- _Task to complete_
Could you output each line of the data that follows exactly?

+-------+

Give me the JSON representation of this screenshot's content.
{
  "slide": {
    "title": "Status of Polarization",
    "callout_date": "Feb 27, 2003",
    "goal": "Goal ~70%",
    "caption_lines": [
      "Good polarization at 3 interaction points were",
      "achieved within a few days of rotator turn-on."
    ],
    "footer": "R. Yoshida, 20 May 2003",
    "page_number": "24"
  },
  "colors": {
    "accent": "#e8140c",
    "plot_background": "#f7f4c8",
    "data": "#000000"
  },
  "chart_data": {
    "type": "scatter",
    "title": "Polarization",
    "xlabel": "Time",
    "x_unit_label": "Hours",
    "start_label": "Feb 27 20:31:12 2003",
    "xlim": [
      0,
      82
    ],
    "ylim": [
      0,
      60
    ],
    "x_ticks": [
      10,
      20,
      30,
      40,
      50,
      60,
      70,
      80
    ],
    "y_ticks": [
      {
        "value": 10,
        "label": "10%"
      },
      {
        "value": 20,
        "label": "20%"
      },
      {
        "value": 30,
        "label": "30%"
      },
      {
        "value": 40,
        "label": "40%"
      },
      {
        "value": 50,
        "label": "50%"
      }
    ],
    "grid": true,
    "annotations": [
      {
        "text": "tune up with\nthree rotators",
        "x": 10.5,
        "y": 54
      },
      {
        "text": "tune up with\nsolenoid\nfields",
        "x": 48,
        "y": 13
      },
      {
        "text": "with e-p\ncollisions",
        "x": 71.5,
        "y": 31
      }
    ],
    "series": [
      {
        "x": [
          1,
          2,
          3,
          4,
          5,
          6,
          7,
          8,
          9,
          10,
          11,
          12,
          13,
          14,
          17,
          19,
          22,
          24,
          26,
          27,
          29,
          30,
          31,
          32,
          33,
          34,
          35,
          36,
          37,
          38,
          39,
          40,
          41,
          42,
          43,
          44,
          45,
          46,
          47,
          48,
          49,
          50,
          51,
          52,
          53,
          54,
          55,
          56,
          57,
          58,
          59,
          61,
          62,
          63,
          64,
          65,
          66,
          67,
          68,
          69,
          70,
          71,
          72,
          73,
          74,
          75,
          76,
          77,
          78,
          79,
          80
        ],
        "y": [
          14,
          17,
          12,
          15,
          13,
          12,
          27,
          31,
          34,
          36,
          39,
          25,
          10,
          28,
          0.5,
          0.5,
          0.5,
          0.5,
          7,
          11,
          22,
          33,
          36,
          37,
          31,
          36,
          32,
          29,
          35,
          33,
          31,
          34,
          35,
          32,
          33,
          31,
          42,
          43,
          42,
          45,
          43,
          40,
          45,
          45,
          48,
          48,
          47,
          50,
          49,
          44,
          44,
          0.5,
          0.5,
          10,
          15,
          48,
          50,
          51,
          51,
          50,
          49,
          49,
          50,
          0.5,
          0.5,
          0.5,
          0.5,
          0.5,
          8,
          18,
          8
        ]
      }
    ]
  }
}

+-------+

- _Result of this task_
Give me the JSON representation of this screenshot's content.
{
  "slide": {
    "title": "Status of Polarization",
    "callout_date": "Feb 27, 2003",
    "goal": "Goal ~70%",
    "caption_lines": [
      "Good polarization at 3 interaction points were",
      "achieved within a few days of rotator turn-on."
    ],
    "footer": "R. Yoshida, 20 May 2003",
    "page_number": "24"
  },
  "colors": {
    "accent": "#e8140c",
    "plot_background": "#f7f4c8",
    "data": "#000000"
  },
  "chart_data": {
    "type": "scatter",
    "title": "Polarization",
    "xlabel": "Time",
    "x_unit_label": "Hours",
    "start_label": "Feb 27 20:31:12 2003",
    "xlim": [
      0,
      82
    ],
    "ylim": [
      0,
      60
    ],
    "x_ticks": [
      10,
      20,
      30,
      40,
      50,
      60,
      70,
      80
    ],
    "y_ticks": [
      {
        "value": 10,
        "label": "10%"
      },
      {
        "value": 20,
        "label": "20%"
      },
      {
        "value": 30,
        "label": "30%"
      },
      {
        "value": 40,
        "label": "40%"
      },
      {
        "value": 50,
        "label": "50%"
      }
    ],
    "grid": true,
    "annotations": [
      {
        "text": "tune up with\nthree rotators",
        "x": 10.5,
        "y": 54
      },
      {
        "text": "tune up with\nsolenoid\nfields",
        "x": 48,
        "y": 13
      },
      {
        "text": "with e-p\ncollisions",
        "x": 71.5,
        "y": 31
      }
    ],
    "series": [
      {
        "x": [
          1,
          2,
          3,
          4,
          5,
          6,
          7,
          8,
          9,
          10,
          11,
          12,
          13,
          14,
          17,
          19,
          22,
          24,
          26,
          27,
          29,
          30,
          31,
          32,
          33,
          34,
          35,
          36,
          37,
          38,
          39,
          40,
          41,
          42,
          43,
          44,
          45,
          46,
          47,
          48,
          49,
          50,
          51,
          52,
          53,
          54,
          55,
          56,
          57,
          58,
          59,
          61,
          62,
          63,
          64,
          65,
          66,
          67,
          68,
          69,
          70,
          71,
          72,
          73,
          74,
          75,
          76,
          77,
          78,
          79,
          80
        ],
        "y": [
          14,
          17,
          12,
          15,
          13,
          12,
          27,
          31,
          34,
          36,
          39,
          25,
          10,
          28,
          0.5,
          0.5,
          0.5,
          0.5,
          7,
          11,
          22,
          33,
          36,
          37,
          31,
          36,
          32,
          29,
          35,
          33,
          31,
          34,
          35,
          32,
          33,
          31,
          42,
          43,
          42,
          45,
          43,
          40,
          45,
          45,
          48,
          48,
          47,
          50,
          49,
          44,
          44,
          0.5,
          0.5,
          10,
          15,
          48,
          50,
          51,
          51,
          50,
          49,
          49,
          50,
          0.5,
          0.5,
          0.5,
          0.5,
          0.5,
          8,
          18,
          8
        ]
      }
    ]
  }
}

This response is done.